Repeat the records. Keep every word and mark exactly as it is.

### The data
··········

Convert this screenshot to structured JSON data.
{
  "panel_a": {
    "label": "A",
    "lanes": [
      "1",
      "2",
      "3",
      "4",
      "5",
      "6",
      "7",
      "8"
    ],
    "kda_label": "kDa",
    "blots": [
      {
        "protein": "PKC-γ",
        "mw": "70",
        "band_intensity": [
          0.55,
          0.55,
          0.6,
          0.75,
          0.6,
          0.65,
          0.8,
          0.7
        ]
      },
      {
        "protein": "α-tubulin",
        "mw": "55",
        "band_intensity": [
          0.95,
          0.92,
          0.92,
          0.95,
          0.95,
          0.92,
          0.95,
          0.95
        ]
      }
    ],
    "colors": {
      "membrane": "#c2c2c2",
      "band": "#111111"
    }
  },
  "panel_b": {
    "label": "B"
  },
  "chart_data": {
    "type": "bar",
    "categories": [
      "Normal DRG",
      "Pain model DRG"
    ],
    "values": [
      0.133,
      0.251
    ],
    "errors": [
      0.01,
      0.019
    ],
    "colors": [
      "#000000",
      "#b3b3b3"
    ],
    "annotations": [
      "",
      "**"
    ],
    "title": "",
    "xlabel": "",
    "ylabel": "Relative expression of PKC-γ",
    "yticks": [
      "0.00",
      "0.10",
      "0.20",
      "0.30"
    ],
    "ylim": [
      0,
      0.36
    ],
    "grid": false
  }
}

··········

### Result for this exercise
Convert this screenshot to structured JSON data.
{
  "panel_a": {
    "label": "A",
    "lanes": [
      "1",
      "2",
      "3",
      "4",
      "5",
      "6",
      "7",
      "8"
    ],
    "kda_label": "kDa",
    "blots": [
      {
        "protein": "PKC-γ",
        "mw": "70",
        "band_intensity": [
          0.55,
          0.55,
          0.6,
          0.75,
          0.6,
          0.65,
          0.8,
          0.7
        ]
      },
      {
        "protein": "α-tubulin",
        "mw": "55",
        "band_intensity": [
          0.95,
          0.92,
          0.92,
          0.95,
          0.95,
          0.92,
          0.95,
          0.95
        ]
      }
    ],
    "colors": {
      "membrane": "#c2c2c2",
      "band": "#111111"
    }
  },
  "panel_b": {
    "label": "B"
  },
  "chart_data": {
    "type": "bar",
    "categories": [
      "Normal DRG",
      "Pain model DRG"
    ],
    "values": [
      0.133,
      0.251
    ],
    "errors": [
      0.01,
      0.019
    ],
    "colors": [
      "#000000",
      "#b3b3b3"
    ],
    "annotations": [
      "",
      "**"
    ],
    "title": "",
    "xlabel": "",
    "ylabel": "Relative expression of PKC-γ",
    "yticks": [
      "0.00",
      "0.10",
      "0.20",
      "0.30"
    ],
    "ylim": [
      0,
      0.36
    ],
    "grid": false
  }
}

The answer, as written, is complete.